GIVEN TEXT START

There are two/three different meanings of the term "normalisation" here that I think might be causing confusion.
The first use of normalization is a process applied to remove redundancy in De Brujin graph assembly. It is connected to estimating which transcripts are present, not in what quantity they are present. it is used in conjunction with de-novo assembly tools such as Trinity. I think this is what you are referring to when you ask whether you need to normalize even though you have removed redundant transcripts. I believe such normalization is built into the tools these days and you don't have to worry about whether to use it or not.
The second meaning, closely related to the first, is the idea of removing duplicate reads from a dataset because they might be created by PCR duplication of the same original read. Research continues on this problem, but in general the advice is not to de-duplicate(/normalise) RNA-seq data.
The final meaning is the one @ATPoint refers to above, it involves making sure that the same count in two different samples means the same thing. This normalization is crucial and you absolutely must do it. Its obvious to see that if you sequenced 1 million reads in one sample, an got back 100,000 reads from a gene, and sequenced 100,000 reads in another sample, and got back 10,000 reads for the same gene, you wouldn't want to directly compare 100,000 to 10,000. Hence the need to normalize. Luckily this sort of normalization is very quick and easy in modern RNAseq analysis packages.
Thanks for nice explanation.

GIVEN TEXT END

_WHAT YOU SHOULD DO_: Edit the part of the normalization answer that opens with the words containing "There are two/three" and closes with "use it or not.", and put "rnaSPAdes" in place of "Trinity".

INFORMATION START

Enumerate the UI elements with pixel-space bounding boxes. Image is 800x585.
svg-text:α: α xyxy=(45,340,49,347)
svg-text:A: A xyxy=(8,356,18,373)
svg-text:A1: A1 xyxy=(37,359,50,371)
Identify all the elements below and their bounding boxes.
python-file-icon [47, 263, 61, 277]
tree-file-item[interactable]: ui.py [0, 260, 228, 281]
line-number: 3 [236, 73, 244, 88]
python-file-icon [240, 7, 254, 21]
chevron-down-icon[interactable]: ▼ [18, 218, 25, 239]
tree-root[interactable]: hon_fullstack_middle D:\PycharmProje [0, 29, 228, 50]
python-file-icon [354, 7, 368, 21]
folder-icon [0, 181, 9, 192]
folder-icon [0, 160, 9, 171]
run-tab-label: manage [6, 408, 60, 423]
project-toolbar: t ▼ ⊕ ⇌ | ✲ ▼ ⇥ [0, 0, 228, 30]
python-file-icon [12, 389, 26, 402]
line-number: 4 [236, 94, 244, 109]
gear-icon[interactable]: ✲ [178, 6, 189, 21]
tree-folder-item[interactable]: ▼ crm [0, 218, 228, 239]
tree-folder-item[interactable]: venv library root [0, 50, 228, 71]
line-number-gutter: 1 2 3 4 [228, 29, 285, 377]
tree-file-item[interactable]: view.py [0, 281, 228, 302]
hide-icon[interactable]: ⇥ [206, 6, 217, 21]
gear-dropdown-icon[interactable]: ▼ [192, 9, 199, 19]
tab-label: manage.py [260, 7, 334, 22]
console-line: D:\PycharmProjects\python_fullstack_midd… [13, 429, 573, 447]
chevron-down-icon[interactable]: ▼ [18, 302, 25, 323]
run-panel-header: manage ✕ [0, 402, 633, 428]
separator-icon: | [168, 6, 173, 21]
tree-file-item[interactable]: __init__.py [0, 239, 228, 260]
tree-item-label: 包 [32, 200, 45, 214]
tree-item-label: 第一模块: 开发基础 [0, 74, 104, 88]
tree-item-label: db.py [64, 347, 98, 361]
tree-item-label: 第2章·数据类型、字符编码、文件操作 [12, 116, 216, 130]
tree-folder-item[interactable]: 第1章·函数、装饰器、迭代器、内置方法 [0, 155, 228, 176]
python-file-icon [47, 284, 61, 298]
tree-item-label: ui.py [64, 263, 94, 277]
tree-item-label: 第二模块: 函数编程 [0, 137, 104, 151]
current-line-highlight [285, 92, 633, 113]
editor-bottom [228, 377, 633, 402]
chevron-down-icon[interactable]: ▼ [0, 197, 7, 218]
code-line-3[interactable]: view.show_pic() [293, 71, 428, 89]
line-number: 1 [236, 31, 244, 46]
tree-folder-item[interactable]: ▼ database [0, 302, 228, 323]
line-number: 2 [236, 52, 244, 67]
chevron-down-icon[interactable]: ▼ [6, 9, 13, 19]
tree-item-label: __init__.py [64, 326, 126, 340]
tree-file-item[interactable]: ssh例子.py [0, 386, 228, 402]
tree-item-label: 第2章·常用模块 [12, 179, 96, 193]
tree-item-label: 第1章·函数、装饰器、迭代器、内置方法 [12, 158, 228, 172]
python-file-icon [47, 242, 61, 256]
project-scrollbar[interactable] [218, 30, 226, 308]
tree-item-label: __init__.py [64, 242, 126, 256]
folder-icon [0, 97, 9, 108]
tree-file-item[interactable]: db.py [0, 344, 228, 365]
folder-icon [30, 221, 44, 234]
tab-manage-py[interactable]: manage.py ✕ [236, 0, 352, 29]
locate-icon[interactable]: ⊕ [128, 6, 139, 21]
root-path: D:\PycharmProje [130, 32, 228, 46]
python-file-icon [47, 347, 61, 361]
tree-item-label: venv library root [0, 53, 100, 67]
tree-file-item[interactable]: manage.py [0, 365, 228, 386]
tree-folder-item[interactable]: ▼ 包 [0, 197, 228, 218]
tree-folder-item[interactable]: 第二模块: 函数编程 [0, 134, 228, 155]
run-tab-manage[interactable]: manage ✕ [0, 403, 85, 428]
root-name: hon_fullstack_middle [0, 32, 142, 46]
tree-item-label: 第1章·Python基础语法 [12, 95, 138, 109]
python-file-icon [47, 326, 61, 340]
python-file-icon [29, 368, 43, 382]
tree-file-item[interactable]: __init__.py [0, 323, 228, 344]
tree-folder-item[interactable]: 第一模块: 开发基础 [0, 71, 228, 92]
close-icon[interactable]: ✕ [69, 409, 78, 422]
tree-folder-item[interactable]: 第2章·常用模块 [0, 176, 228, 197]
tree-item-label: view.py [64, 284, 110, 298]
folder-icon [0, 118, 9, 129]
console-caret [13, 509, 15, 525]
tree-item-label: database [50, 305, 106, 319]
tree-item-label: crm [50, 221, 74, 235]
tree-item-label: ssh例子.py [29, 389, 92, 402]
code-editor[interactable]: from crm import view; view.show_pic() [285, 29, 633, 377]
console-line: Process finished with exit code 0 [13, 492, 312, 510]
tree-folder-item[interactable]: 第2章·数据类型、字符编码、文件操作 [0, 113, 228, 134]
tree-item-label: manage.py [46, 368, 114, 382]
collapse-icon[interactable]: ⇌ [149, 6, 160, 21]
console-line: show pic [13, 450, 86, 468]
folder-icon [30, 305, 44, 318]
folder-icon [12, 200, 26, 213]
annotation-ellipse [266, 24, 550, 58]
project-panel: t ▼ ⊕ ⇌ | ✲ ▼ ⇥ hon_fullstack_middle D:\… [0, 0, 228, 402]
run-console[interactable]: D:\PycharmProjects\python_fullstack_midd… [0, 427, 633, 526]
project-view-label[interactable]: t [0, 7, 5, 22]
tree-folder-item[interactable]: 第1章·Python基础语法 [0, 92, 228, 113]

INFORMATION END

_RESPONSE BELOW_:
There are two/three different meanings of the term "normalisation" here that I think might be causing confusion.
The first use of normalization is a process applied to remove redundancy in De Brujin graph assembly. It is connected to estimating which transcripts are present, not in what quantity they are present. it is used in conjunction with de-novo assembly tools such as rnaSPAdes. I think this is what you are referring to when you ask whether you need to normalize even though you have removed redundant transcripts. I believe such normalization is built into the tools these days and you don't have to worry about whether to use it or not.